Task statement -
Summarize the pull request description about pruning and skipping in FirstPassGroupingCollector in exactly two sentences.

Passage provided -
┌──

Introduce support for pruning and skipping to FirstPassGroupingCollector #15210

alexmm-amzn · 2025-09-22T12:52:19Z

Description

Extends the FirstPassGroupingCollector to support pruning (for numeric sort fields using competitiveIterator) and skipping of non-competitive documents (for relevance score sorting using Scorable#setMinCompetitiveScore).

Both optimizations are enabled automatically, thereby reducing the hit count of the collector if circumstances allow.

@jainankitk Are we fine with enabling this by default, or do we need this configurable (e.g. configurable hit threshold)?

Benchmark results using luceneutils for the TermBGroup1M scenario (combines first and second pass grouping) using a modified wikimedium.10M.nostopwords.tasks job. This scenario uses sort by relevance score.

> grep TermBGroup1M tasks/wikimedium500.tasks > tasks/wikimedium.10M.nostopwords.tasks
> python src/python/localrun.py -source wikimediumall

Running on m6a.2xlarge using Corretto 24:

                            TaskQPS baseline      StdDevQPS my_modified_version      StdDev                Pct diff p-value
                        PKLookup      161.09     (12.8%)      156.56     (11.2%)   -2.8% ( -23% -   24%) 0.460
                    TermBGroup1M       11.47     (14.8%)       13.44     (13.7%)   17.1% (  -9% -   53%) 0.000

=> ~17% overall performance improvement (first+second pass).

@jpountz I'm getting some rare test failures for TestGrouping caused by the assert canSetMinCompetitiveScore assertion in AssertingScorer#setMinCompetitiveScore, even though the FirstPassGroupingCollector uses ScoreMode.TOP_SCORES in all configurations when it calls Scorable#setMinCompetitiveScore. Is this a known issue?

Reproduce with: gradlew test --tests TestGrouping.testRandom -Dtests.seed=EC2EC279F564DD82 -Dtests.locale=de-AT -Dtests.timezone=America/St_Thomas -Dtests.asserts=true -Dtests.file.encoding=UTF-8

edit//Seems to be caused by the Weight that gets instantiated by the unit tests with either ScoreMode.COMPLETE or ScoreMode.COMPLETE_NO_SCORES regardless of the actual collectors. I updated the code to instantiate a new Weight instance for every collector that is in line with the collector ScoreMode.

└──

Information supplied -

┌──

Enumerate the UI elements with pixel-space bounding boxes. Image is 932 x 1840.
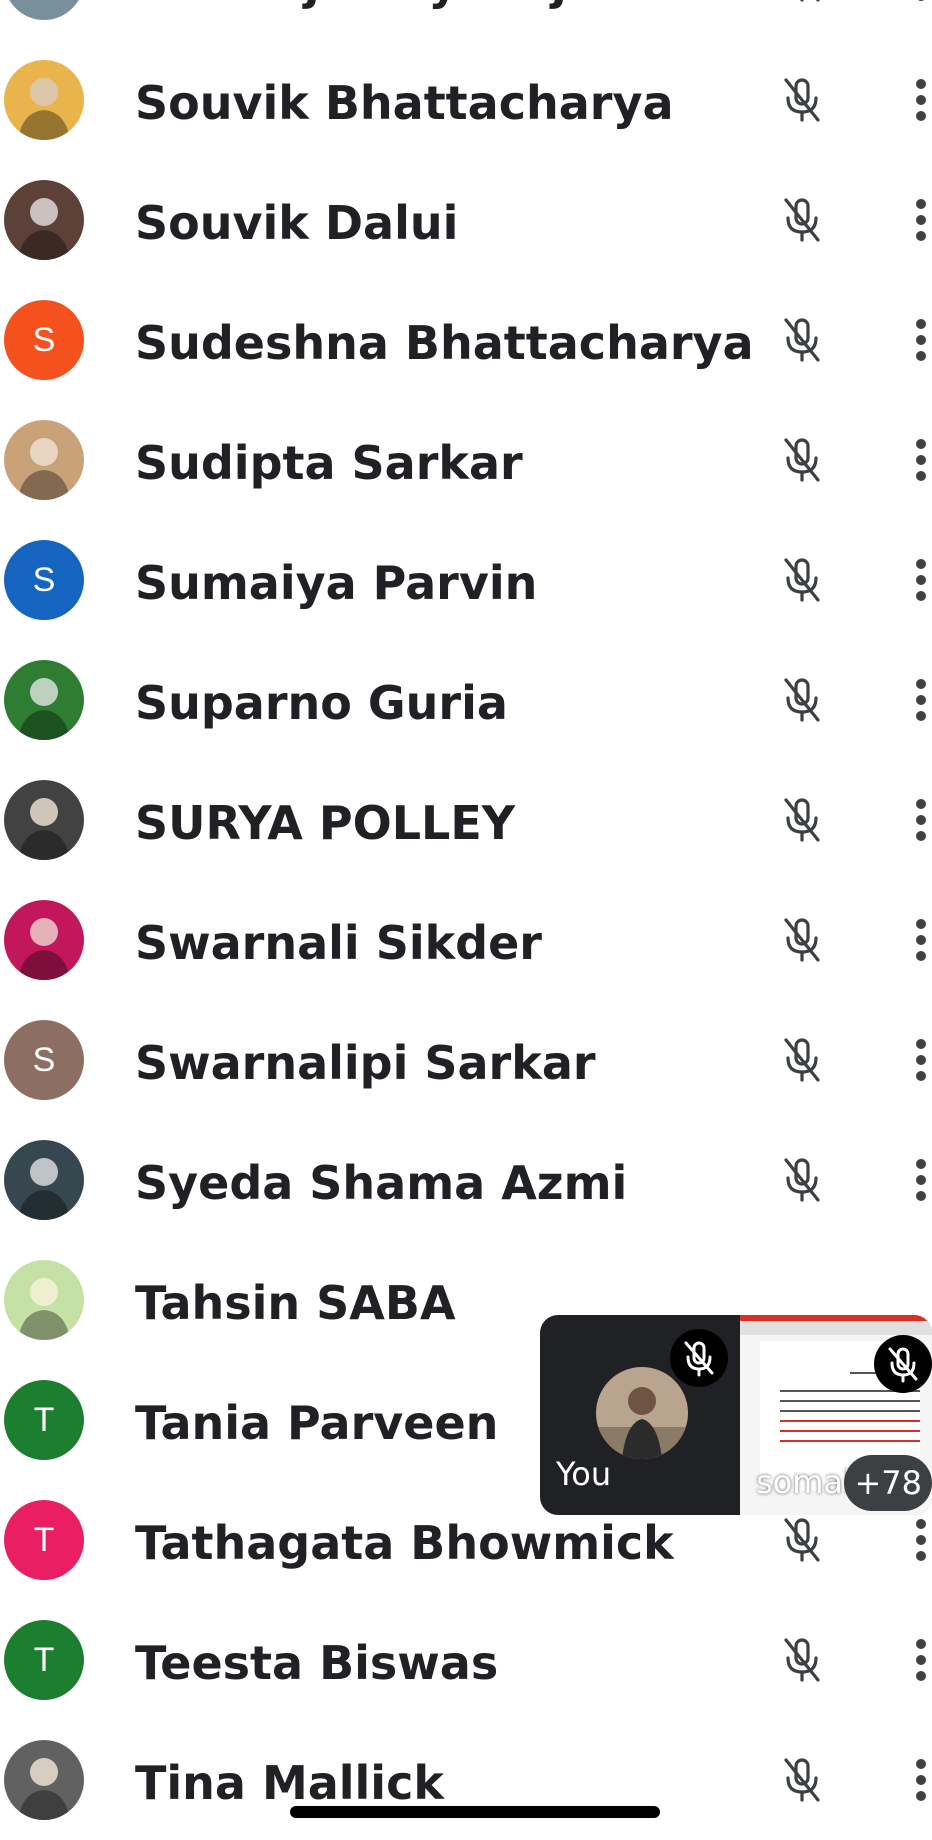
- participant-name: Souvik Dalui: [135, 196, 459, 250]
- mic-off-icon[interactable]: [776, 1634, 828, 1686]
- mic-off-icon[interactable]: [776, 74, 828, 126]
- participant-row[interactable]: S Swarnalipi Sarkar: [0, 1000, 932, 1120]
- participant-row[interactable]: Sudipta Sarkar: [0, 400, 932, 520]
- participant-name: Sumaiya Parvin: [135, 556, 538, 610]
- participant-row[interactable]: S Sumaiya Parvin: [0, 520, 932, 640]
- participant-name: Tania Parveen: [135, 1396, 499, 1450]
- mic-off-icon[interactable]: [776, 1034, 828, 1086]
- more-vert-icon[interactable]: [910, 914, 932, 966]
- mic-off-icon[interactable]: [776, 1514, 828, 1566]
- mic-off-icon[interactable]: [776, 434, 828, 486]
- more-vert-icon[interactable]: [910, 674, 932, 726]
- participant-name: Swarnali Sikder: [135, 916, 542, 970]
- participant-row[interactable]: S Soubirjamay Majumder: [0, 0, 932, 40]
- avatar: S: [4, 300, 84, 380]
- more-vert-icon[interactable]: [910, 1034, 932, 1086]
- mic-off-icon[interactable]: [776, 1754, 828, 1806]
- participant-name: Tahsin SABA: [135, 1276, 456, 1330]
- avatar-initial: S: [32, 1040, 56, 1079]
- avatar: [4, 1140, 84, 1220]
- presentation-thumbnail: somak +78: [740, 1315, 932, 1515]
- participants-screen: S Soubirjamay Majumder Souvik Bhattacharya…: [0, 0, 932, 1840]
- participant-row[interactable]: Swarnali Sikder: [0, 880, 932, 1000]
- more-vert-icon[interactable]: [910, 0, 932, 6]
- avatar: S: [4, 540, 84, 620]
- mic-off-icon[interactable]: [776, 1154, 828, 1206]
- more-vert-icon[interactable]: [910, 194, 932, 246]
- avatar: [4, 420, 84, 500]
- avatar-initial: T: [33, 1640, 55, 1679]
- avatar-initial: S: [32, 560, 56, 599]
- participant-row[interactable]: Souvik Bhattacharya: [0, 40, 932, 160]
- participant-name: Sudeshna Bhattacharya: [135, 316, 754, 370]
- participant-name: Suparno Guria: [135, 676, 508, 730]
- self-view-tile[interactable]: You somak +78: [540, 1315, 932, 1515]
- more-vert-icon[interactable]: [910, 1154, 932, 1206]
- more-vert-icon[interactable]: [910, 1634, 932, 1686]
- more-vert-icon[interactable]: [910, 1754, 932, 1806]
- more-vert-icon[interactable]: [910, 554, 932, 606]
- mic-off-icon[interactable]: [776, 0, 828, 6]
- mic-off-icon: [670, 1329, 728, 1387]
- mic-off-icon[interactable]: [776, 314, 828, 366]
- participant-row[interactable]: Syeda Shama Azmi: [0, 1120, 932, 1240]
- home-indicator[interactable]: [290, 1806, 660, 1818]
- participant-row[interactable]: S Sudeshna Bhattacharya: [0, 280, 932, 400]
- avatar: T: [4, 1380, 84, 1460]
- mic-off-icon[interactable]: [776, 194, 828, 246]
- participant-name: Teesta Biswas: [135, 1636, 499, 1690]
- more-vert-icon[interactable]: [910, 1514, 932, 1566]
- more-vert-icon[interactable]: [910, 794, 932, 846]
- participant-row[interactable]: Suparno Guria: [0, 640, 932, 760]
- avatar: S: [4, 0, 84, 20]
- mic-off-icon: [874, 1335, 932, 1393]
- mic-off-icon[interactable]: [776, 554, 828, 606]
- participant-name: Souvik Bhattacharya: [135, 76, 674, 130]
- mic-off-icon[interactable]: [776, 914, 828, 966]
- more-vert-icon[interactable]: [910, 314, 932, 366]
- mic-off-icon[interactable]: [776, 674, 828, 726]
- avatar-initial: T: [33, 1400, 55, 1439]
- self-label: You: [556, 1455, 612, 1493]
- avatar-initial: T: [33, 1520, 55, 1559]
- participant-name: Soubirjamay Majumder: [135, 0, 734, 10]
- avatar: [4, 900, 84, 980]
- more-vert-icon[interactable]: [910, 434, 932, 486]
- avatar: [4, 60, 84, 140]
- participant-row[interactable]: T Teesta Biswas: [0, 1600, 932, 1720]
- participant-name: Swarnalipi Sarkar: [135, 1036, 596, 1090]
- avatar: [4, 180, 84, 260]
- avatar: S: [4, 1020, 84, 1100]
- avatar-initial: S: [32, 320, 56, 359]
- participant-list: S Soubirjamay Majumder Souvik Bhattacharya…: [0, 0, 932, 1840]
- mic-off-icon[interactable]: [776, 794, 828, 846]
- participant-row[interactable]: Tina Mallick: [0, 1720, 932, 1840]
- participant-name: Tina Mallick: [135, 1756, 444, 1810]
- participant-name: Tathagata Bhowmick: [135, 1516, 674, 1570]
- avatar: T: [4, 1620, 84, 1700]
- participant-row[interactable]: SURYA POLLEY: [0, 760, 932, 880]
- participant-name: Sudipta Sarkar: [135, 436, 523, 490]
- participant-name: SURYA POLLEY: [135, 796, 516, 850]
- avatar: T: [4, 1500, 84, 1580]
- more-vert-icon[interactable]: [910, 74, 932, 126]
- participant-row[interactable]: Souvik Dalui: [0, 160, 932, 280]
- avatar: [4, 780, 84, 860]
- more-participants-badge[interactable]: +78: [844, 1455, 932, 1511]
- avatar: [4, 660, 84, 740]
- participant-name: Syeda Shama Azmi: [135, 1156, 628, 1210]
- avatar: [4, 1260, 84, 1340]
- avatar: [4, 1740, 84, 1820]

└──
┌──

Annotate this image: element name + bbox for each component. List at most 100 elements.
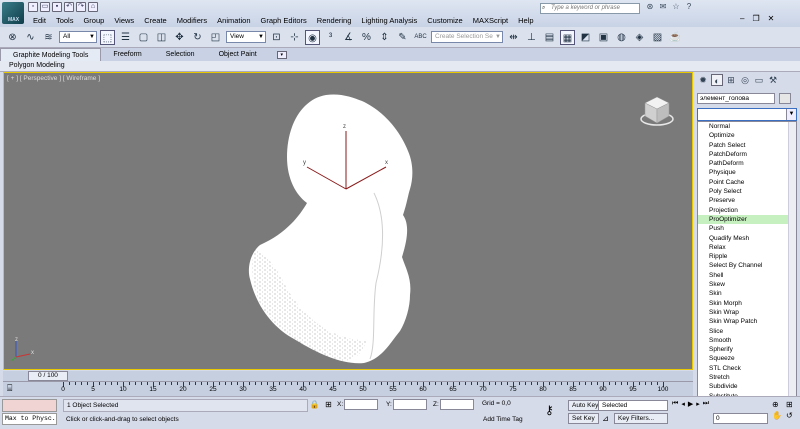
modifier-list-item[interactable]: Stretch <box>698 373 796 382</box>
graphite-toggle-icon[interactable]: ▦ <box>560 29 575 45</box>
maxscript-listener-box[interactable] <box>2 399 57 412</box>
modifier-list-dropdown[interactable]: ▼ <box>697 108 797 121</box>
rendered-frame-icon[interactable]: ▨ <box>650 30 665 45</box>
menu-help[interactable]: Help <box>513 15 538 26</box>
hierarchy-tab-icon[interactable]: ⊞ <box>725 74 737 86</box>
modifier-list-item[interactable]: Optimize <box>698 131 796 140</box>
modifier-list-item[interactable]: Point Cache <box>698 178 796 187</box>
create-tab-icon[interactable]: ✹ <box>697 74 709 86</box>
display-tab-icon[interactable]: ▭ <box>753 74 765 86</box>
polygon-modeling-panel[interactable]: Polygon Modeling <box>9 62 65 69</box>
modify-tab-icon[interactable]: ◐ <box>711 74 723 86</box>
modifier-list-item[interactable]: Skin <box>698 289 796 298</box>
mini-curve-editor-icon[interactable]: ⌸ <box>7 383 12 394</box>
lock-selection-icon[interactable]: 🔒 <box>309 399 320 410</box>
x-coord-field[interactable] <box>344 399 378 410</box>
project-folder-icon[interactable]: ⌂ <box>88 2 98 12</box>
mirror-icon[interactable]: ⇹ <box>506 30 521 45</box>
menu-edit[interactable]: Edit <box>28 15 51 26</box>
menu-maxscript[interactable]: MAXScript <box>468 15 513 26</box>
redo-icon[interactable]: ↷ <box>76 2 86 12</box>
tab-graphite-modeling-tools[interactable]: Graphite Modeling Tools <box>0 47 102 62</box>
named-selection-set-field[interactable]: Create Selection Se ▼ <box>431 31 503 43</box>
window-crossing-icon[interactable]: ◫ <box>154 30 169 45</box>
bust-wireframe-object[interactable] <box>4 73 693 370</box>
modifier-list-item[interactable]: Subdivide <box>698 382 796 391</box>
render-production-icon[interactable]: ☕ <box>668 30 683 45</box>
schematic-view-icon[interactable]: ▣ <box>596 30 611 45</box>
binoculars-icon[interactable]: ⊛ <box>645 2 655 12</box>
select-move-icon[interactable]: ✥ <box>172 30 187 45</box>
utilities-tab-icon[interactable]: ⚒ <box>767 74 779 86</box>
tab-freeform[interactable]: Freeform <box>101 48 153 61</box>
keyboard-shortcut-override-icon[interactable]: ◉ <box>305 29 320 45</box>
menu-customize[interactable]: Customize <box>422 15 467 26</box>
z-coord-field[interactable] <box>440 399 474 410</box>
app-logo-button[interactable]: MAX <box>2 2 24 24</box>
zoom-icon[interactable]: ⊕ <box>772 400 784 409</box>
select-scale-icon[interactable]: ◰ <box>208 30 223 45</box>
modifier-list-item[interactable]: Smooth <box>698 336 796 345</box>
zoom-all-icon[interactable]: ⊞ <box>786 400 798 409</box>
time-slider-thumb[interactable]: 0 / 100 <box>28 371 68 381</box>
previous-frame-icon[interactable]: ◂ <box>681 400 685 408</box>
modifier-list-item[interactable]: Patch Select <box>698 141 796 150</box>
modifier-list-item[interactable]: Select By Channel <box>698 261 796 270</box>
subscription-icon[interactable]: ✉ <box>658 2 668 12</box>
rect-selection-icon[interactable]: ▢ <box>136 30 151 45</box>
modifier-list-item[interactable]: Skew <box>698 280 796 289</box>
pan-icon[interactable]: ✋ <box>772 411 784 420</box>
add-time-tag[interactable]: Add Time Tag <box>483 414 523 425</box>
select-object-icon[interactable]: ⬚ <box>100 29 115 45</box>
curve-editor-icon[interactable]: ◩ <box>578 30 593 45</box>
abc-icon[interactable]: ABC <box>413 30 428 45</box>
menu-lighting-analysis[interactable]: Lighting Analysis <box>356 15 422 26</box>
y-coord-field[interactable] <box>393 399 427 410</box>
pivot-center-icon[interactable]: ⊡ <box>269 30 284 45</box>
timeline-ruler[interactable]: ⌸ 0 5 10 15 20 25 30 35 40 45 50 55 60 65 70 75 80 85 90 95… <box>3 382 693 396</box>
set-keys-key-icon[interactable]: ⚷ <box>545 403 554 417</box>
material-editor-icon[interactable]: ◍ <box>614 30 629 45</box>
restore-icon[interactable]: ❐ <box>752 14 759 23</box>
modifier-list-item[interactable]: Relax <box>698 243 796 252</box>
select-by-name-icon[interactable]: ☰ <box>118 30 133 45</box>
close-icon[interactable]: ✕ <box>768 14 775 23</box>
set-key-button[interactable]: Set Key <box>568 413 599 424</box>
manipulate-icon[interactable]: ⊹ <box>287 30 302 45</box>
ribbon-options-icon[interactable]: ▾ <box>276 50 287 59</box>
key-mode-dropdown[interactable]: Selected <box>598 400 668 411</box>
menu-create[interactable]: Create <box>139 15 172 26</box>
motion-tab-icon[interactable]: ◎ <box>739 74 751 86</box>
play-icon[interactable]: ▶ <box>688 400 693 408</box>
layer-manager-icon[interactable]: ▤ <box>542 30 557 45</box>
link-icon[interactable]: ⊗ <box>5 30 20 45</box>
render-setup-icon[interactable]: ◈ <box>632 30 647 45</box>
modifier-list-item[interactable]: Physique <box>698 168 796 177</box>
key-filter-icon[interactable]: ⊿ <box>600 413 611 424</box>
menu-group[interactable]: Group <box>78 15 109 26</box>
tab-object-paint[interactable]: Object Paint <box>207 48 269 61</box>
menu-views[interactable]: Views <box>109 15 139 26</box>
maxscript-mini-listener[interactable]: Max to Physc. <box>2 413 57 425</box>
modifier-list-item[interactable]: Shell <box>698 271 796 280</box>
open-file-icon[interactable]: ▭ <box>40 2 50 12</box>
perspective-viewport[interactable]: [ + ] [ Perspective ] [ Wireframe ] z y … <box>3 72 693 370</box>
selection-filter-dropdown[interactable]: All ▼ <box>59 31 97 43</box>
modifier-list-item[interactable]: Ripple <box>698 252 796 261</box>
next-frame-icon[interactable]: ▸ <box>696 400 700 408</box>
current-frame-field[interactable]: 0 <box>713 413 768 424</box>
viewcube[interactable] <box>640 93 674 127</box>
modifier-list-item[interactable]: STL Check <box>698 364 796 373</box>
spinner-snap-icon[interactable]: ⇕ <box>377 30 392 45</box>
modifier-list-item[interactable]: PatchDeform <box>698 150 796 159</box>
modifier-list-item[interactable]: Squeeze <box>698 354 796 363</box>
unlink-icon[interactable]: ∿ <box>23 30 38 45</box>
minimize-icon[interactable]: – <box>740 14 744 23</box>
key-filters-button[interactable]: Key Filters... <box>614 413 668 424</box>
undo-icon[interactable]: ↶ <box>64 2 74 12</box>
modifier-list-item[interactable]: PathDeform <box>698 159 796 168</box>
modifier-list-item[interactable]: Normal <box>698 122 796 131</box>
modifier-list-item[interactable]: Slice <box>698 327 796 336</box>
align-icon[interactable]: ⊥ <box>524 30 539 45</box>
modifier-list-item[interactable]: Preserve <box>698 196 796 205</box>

└──
┌──

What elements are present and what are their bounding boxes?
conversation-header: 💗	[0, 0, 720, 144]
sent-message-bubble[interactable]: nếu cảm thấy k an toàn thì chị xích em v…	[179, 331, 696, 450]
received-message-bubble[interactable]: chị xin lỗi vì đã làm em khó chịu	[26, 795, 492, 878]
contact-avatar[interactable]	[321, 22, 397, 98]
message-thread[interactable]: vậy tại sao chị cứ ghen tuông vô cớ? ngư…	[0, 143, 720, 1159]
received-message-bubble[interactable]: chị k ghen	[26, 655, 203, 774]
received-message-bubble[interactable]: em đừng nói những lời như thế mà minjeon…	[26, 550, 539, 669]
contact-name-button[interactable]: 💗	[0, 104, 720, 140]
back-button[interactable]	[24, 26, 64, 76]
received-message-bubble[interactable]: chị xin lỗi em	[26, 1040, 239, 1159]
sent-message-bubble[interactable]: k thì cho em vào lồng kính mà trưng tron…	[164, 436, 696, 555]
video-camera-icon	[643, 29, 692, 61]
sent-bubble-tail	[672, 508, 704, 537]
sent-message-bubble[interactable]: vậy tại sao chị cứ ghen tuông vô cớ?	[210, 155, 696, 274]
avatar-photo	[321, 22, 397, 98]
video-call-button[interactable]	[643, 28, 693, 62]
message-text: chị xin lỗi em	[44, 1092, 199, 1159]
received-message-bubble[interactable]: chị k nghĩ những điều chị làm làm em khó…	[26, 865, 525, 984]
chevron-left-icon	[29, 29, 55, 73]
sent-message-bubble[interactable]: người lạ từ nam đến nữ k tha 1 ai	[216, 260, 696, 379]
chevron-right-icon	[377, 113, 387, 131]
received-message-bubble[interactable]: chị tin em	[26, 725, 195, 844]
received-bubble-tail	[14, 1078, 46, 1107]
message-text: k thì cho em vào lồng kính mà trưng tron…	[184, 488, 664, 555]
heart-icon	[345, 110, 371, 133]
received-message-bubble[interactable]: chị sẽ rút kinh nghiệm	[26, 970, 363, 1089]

└──

Worked solution -
The change extends FirstPassGroupingCollector with pruning for numeric sort fields through competitiveIterator and with skipping of non-competitive documents for relevance score sorting through Scorable#setMinCompetitiveScore, and both optimizations are enabled automatically. A luceneutils benchmark of the TermBGroup1M scenario showed about a 17% overall improvement, and rare TestGrouping assertion failures appeared to come from test Weights created with ScoreMode.COMPLETE or ScoreMode.COMPLETE_NO_SCORES, so the code was updated to create a new Weight for each collector in line with that collector's ScoreMode.